§ THE PROBLEM
Copy every item below word for word, leaving out the pictures.

§ INPUT RECORDS
-=-=-
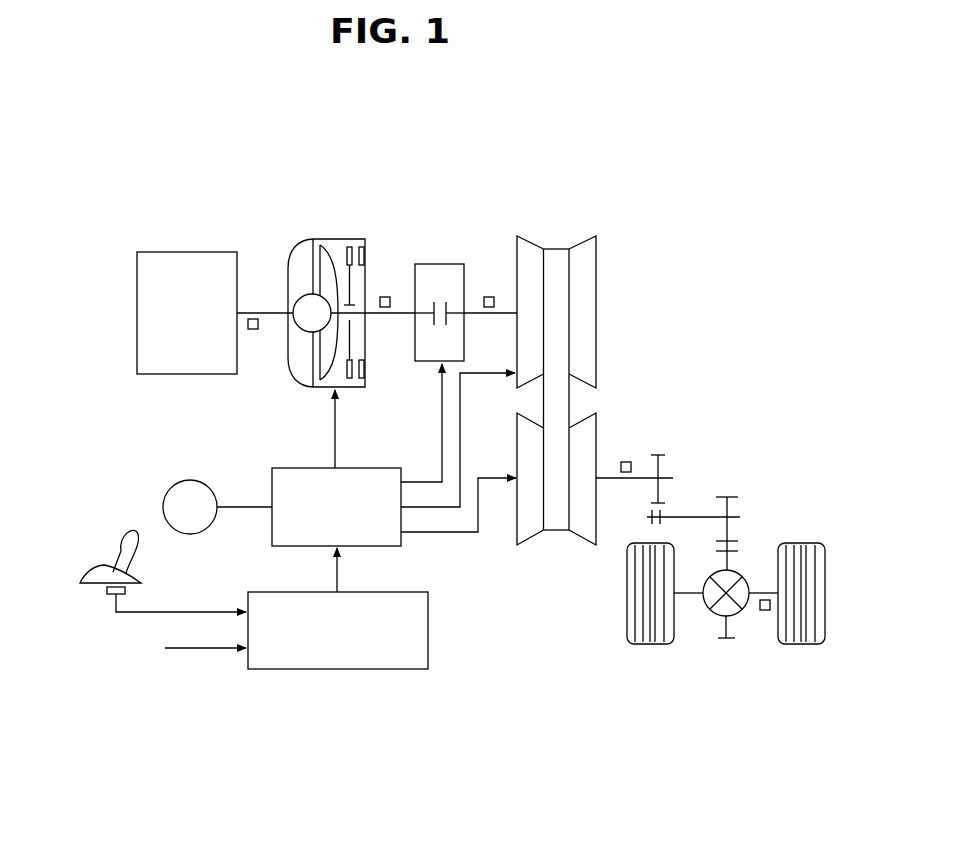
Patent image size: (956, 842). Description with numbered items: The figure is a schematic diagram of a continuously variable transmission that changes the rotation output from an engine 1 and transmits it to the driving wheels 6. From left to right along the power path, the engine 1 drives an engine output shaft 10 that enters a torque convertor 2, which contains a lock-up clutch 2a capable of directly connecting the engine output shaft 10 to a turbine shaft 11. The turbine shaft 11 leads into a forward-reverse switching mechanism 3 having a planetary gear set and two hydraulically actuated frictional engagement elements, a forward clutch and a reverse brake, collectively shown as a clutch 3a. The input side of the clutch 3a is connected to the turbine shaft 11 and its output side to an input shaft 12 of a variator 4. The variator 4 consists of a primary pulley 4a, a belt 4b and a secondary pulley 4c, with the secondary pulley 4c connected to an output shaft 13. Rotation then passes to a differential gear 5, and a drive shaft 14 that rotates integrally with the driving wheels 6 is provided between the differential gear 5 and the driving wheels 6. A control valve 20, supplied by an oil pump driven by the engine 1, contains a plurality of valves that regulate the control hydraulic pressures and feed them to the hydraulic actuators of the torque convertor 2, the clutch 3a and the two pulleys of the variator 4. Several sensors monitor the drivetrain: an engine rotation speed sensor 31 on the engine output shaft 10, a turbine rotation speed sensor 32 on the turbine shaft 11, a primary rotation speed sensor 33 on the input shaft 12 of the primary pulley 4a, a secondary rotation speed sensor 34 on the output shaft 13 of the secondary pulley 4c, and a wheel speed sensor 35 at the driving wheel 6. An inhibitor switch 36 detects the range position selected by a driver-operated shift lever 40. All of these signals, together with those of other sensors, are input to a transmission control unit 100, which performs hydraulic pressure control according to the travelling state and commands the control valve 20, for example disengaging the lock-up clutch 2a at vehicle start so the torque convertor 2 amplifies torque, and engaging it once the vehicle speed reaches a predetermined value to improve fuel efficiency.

The engine 1 is at (162, 252).
The torque convertor 2 is at (339, 279).
The lock-up clutch 2a is at (357, 232).
The forward-reverse switching mechanism 3 is at (445, 278).
The clutch 3a is at (442, 286).
The variator 4 is at (592, 364).
The primary pulley 4a is at (602, 287).
The belt 4b is at (556, 243).
The secondary pulley 4c is at (604, 418).
The differential gear 5 is at (709, 612).
The driving wheels 6 is at (806, 543).
The engine output shaft 10 is at (273, 312).
The turbine shaft 11 is at (395, 316).
The input shaft 12 is at (492, 317).
The output shaft 13 is at (636, 481).
The drive shaft 14 is at (748, 589).
The control valve 20 is at (296, 468).
The engine rotation speed sensor 31 is at (254, 331).
The turbine rotation speed sensor 32 is at (386, 296).
The primary rotation speed sensor 33 is at (490, 296).
The secondary rotation speed sensor 34 is at (627, 461).
The wheel speed sensor 35 is at (765, 612).
The inhibitor switch 36 is at (106, 590).
The shift lever 40 is at (118, 548).
The transmission control unit (ATCU) 100 is at (407, 592).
-=-=-
§ FINAL RESULT
Patent image size: (956, 842). Description with numbered items: The figure is a schematic diagram of a continuously variable transmission that changes the rotation output from an engine 1 and transmits it to the driving wheels 6. From left to right along the power path, the engine 1 drives an engine output shaft 10 that enters a torque convertor 2, which contains a lock-up clutch 2a capable of directly connecting the engine output shaft 10 to a turbine shaft 11. The turbine shaft 11 leads into a forward-reverse switching mechanism 3 having a planetary gear set and two hydraulically actuated frictional engagement elements, a forward clutch and a reverse brake, collectively shown as a clutch 3a. The input side of the clutch 3a is connected to the turbine shaft 11 and its output side to an input shaft 12 of a variator 4. The variator 4 consists of a primary pulley 4a, a belt 4b and a secondary pulley 4c, with the secondary pulley 4c connected to an output shaft 13. Rotation then passes to a differential gear 5, and a drive shaft 14 that rotates integrally with the driving wheels 6 is provided between the differential gear 5 and the driving wheels 6. A control valve 20, supplied by an oil pump driven by the engine 1, contains a plurality of valves that regulate the control hydraulic pressures and feed them to the hydraulic actuators of the torque convertor 2, the clutch 3a and the two pulleys of the variator 4. Several sensors monitor the drivetrain: an engine rotation speed sensor 31 on the engine output shaft 10, a turbine rotation speed sensor 32 on the turbine shaft 11, a primary rotation speed sensor 33 on the input shaft 12 of the primary pulley 4a, a secondary rotation speed sensor 34 on the output shaft 13 of the secondary pulley 4c, and a wheel speed sensor 35 at the driving wheel 6. An inhibitor switch 36 detects the range position selected by a driver-operated shift lever 40. All of these signals, together with those of other sensors, are input to a transmission control unit 100, which performs hydraulic pressure control according to the travelling state and commands the control valve 20, for example disengaging the lock-up clutch 2a at vehicle start so the torque convertor 2 amplifies torque, and engaging it once the vehicle speed reaches a predetermined value to improve fuel efficiency.

The engine 1 is at (162, 252).
The torque convertor 2 is at (339, 279).
The lock-up clutch 2a is at (357, 232).
The forward-reverse switching mechanism 3 is at (445, 278).
The clutch 3a is at (442, 286).
The variator 4 is at (592, 364).
The primary pulley 4a is at (602, 287).
The belt 4b is at (556, 243).
The secondary pulley 4c is at (604, 418).
The differential gear 5 is at (709, 612).
The driving wheels 6 is at (806, 543).
The engine output shaft 10 is at (273, 312).
The turbine shaft 11 is at (395, 316).
The input shaft 12 is at (492, 317).
The output shaft 13 is at (636, 481).
The drive shaft 14 is at (748, 589).
The control valve 20 is at (296, 468).
The engine rotation speed sensor 31 is at (254, 331).
The turbine rotation speed sensor 32 is at (386, 296).
The primary rotation speed sensor 33 is at (490, 296).
The secondary rotation speed sensor 34 is at (627, 461).
The wheel speed sensor 35 is at (765, 612).
The inhibitor switch 36 is at (106, 590).
The shift lever 40 is at (118, 548).
The transmission control unit (ATCU) 100 is at (407, 592).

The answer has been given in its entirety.